[Start Dataset rows]

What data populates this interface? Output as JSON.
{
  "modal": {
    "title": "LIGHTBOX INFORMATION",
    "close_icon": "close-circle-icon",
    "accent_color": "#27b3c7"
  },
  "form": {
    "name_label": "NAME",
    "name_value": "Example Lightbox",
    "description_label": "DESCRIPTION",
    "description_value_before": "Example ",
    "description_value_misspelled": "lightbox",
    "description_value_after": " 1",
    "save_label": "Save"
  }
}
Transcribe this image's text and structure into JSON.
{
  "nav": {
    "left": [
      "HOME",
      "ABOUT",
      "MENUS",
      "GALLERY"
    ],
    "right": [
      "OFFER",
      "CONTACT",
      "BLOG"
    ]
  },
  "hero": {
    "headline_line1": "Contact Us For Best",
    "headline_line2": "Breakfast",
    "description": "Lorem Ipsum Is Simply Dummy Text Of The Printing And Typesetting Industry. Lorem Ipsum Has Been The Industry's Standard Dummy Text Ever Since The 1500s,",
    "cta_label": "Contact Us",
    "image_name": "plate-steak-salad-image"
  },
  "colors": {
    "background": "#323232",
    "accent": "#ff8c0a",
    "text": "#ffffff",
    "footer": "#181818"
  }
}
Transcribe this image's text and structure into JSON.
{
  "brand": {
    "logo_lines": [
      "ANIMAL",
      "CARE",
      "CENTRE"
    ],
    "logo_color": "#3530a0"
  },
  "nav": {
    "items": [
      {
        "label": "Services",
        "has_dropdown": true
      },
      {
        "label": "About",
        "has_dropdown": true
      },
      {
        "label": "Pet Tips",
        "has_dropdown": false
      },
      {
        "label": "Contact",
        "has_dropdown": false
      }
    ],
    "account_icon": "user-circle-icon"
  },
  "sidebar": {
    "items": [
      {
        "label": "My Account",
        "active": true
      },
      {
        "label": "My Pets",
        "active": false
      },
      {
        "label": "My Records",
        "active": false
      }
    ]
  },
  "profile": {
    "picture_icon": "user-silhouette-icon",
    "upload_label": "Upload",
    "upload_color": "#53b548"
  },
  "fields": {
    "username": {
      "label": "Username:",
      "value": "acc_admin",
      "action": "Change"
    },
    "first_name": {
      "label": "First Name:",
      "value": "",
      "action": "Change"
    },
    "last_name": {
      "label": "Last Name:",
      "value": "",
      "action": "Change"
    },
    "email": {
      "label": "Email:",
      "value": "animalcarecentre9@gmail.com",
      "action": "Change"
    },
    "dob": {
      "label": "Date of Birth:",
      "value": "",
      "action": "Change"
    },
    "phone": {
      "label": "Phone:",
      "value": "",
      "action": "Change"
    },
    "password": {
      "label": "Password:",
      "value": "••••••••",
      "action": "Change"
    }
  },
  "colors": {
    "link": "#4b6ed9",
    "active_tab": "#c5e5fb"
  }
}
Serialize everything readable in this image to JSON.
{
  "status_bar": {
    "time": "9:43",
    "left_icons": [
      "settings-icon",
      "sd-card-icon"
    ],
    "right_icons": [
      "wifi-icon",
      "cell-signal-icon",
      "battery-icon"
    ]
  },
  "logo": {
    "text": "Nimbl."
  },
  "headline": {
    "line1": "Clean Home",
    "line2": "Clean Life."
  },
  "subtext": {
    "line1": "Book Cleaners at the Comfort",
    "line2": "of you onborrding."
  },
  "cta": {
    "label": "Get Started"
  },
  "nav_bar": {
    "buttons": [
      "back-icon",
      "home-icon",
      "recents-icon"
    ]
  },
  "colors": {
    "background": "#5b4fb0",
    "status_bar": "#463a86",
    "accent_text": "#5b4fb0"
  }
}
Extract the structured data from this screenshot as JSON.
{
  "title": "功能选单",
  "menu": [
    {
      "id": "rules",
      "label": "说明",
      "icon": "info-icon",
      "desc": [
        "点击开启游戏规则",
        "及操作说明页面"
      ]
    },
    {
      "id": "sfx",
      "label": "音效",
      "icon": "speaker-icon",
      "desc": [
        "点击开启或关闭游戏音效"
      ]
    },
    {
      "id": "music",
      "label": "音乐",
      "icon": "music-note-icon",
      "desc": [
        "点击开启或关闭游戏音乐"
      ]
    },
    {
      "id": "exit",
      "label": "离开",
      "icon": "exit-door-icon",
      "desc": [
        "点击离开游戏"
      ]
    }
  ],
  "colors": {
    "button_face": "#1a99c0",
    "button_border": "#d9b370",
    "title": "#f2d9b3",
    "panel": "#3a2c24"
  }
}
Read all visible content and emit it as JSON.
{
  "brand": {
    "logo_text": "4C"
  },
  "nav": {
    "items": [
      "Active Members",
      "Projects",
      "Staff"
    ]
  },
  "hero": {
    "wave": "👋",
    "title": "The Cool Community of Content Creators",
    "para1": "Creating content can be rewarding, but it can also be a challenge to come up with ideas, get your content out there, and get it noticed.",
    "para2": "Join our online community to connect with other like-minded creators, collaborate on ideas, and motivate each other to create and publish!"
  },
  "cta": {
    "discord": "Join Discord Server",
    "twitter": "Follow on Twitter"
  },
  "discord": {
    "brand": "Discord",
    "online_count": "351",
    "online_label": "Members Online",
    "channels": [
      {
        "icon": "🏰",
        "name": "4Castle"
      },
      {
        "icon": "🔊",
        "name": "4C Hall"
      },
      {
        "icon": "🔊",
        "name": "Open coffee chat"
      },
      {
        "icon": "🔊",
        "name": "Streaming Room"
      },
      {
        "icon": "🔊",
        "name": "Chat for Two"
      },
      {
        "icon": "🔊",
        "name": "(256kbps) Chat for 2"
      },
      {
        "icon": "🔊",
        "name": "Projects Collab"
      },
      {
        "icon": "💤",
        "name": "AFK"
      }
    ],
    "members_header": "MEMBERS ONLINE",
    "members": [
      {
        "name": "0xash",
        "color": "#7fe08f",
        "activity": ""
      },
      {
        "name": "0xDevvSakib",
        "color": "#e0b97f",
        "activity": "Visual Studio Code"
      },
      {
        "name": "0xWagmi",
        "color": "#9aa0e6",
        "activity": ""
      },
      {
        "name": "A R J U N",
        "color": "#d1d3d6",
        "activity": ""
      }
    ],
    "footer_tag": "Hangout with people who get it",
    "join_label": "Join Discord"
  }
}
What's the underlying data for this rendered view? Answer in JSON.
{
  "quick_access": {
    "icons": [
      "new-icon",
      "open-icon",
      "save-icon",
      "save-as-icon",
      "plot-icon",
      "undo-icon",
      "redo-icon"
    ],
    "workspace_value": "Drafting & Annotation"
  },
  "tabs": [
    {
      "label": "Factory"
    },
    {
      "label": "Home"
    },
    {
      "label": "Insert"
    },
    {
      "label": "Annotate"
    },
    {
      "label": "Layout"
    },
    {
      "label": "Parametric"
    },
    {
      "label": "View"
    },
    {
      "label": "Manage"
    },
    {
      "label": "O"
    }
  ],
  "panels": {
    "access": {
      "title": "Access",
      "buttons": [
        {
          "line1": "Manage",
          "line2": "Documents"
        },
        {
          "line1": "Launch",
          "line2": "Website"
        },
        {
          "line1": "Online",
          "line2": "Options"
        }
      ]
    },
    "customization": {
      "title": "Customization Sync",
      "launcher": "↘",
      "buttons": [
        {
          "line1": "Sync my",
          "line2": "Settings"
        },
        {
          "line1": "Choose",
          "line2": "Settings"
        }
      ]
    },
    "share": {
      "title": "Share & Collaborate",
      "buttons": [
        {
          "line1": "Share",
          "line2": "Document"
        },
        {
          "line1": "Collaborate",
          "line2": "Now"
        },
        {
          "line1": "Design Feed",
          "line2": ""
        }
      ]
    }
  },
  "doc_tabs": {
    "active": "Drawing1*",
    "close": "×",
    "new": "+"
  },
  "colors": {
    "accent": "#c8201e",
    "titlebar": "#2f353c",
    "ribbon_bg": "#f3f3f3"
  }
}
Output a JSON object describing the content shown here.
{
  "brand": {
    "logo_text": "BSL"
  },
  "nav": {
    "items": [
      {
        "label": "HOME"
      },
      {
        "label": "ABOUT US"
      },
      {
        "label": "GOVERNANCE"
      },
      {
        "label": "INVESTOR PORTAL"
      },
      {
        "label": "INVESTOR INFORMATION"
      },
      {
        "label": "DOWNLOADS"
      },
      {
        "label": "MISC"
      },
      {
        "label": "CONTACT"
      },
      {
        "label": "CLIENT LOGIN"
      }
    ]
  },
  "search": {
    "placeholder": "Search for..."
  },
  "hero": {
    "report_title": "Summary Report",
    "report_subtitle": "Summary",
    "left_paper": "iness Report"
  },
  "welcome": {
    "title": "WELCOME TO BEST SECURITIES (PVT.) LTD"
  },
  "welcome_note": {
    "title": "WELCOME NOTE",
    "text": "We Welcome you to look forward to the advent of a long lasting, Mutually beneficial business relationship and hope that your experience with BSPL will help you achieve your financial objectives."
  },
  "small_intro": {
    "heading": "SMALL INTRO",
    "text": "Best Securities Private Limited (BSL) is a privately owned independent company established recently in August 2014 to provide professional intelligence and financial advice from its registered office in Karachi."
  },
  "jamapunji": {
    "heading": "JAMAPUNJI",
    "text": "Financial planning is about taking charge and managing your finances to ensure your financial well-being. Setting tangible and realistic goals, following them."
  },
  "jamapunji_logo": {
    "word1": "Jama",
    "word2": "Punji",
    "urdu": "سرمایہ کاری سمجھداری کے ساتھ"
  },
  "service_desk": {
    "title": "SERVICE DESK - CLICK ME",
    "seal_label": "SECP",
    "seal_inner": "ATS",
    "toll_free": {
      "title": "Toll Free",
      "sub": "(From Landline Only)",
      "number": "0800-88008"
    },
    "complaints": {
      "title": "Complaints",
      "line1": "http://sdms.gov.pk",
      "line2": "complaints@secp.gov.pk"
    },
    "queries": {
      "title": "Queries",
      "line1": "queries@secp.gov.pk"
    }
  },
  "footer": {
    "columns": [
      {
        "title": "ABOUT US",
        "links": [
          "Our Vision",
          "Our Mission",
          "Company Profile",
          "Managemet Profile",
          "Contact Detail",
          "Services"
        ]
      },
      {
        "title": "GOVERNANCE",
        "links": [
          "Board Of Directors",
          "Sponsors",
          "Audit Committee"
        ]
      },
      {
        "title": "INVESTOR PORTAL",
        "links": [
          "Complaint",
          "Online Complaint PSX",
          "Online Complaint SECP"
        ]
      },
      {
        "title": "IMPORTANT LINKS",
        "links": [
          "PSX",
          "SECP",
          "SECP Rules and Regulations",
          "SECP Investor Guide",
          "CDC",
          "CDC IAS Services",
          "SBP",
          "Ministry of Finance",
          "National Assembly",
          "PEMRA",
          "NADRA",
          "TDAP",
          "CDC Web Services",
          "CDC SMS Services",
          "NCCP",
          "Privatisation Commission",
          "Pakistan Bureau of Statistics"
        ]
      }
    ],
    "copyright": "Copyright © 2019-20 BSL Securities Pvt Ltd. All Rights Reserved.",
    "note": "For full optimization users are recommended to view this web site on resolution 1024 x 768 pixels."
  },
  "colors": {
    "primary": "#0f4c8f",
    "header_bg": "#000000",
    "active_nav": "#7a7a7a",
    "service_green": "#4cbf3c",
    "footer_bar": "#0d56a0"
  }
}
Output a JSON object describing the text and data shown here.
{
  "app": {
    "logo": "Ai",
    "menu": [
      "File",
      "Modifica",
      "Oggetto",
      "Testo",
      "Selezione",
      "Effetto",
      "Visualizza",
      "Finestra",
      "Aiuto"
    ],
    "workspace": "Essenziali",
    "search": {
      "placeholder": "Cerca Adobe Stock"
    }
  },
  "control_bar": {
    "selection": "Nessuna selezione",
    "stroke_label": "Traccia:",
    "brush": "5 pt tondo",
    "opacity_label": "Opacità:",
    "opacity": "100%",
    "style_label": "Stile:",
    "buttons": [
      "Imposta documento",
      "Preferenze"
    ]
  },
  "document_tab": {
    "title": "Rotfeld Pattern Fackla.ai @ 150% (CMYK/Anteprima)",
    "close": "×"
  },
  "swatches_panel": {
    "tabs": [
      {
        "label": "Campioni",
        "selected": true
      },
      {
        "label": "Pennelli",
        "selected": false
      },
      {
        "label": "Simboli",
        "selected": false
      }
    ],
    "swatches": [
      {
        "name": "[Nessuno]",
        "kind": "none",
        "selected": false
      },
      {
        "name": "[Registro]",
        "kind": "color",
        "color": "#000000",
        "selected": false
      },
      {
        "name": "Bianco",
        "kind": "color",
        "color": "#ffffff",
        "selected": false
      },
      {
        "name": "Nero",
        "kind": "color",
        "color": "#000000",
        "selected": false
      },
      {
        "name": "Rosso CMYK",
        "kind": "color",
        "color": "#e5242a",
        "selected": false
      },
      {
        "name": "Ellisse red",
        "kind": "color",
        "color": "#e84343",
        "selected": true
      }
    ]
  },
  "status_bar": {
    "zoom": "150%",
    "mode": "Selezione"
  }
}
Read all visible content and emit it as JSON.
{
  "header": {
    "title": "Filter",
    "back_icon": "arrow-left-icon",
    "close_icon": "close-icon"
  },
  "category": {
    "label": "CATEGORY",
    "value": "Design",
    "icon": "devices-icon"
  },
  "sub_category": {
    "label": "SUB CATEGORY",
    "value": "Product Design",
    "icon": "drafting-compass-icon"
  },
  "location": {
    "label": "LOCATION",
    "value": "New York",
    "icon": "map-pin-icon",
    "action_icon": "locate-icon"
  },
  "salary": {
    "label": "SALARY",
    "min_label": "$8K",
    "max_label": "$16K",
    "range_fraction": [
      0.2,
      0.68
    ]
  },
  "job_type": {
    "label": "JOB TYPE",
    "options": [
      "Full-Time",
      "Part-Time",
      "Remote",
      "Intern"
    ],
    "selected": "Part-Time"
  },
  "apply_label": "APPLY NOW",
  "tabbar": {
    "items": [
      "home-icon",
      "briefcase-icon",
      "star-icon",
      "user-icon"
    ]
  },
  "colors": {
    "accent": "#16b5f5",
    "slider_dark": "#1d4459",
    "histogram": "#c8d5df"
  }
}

[End Dataset rows]

• What is required: Among the entries above, identify all lines with "Output" and copy them.

• Completed exercise:
What data populates this interface? Output as JSON.
Output a JSON object describing the content shown here.
Output a JSON object describing the text and data shown here.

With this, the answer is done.